Stored entries:
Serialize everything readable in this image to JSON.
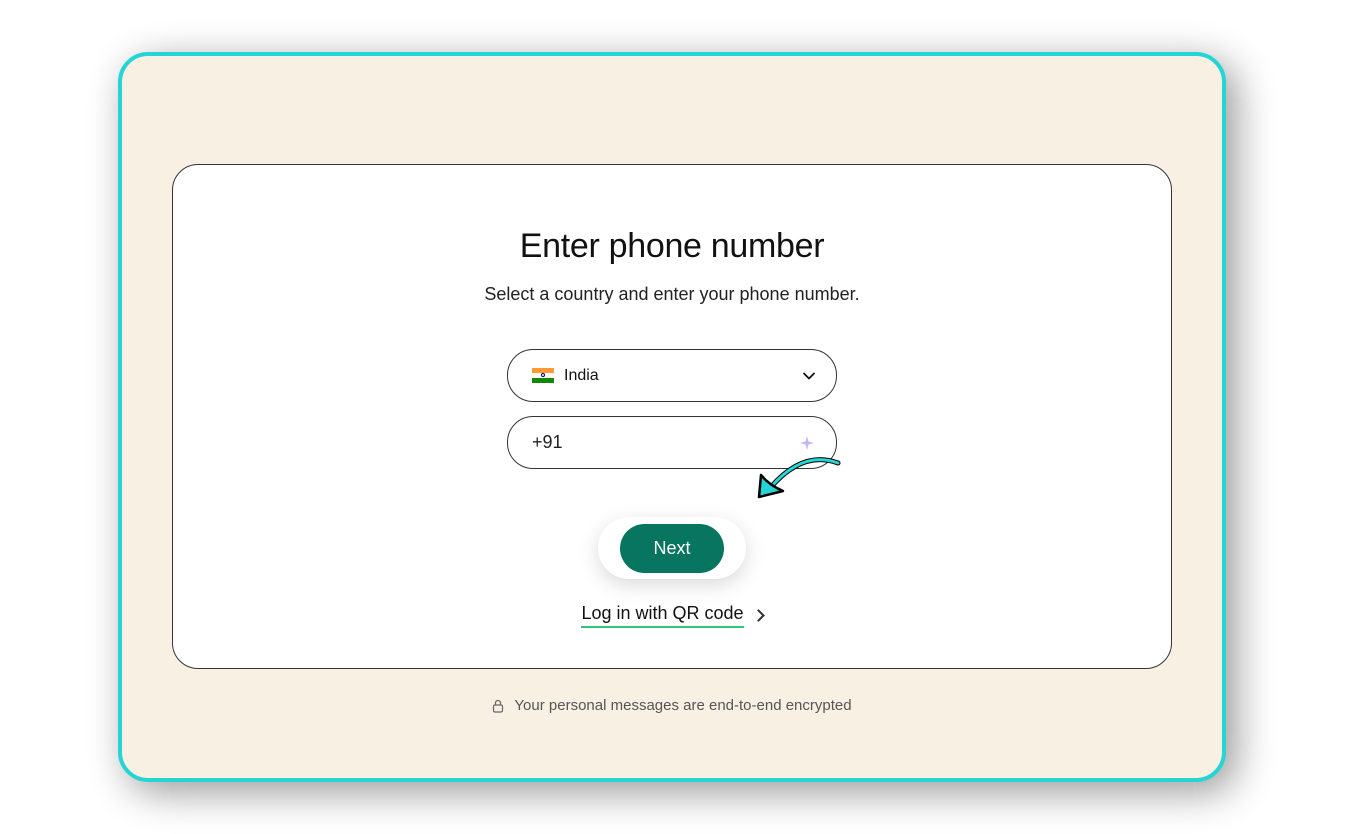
{
  "header": {
    "title": "Enter phone number",
    "subtitle": "Select a country and enter your phone number."
  },
  "country": {
    "name": "India",
    "flag_icon": "india-flag"
  },
  "phone": {
    "value": "+91"
  },
  "actions": {
    "next_label": "Next",
    "qr_link_label": "Log in with QR code"
  },
  "footer": {
    "encryption_text": "Your personal messages are end-to-end encrypted"
  }
}
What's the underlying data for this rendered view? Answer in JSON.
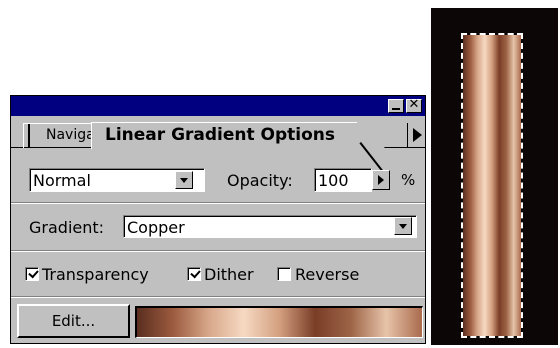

Written exercise: Reproduce all of the entries word for word, skipping any pictures they hold.

Answer to this exercise:
Serialize everything readable in this image to JSON.
{
  "header": {
    "title": "Enter phone number",
    "subtitle": "Select a country and enter your phone number."
  },
  "country": {
    "name": "India",
    "flag_icon": "india-flag"
  },
  "phone": {
    "value": "+91"
  },
  "actions": {
    "next_label": "Next",
    "qr_link_label": "Log in with QR code"
  },
  "footer": {
    "encryption_text": "Your personal messages are end-to-end encrypted"
  }
}
What's the underlying data for this rendered view? Answer in JSON.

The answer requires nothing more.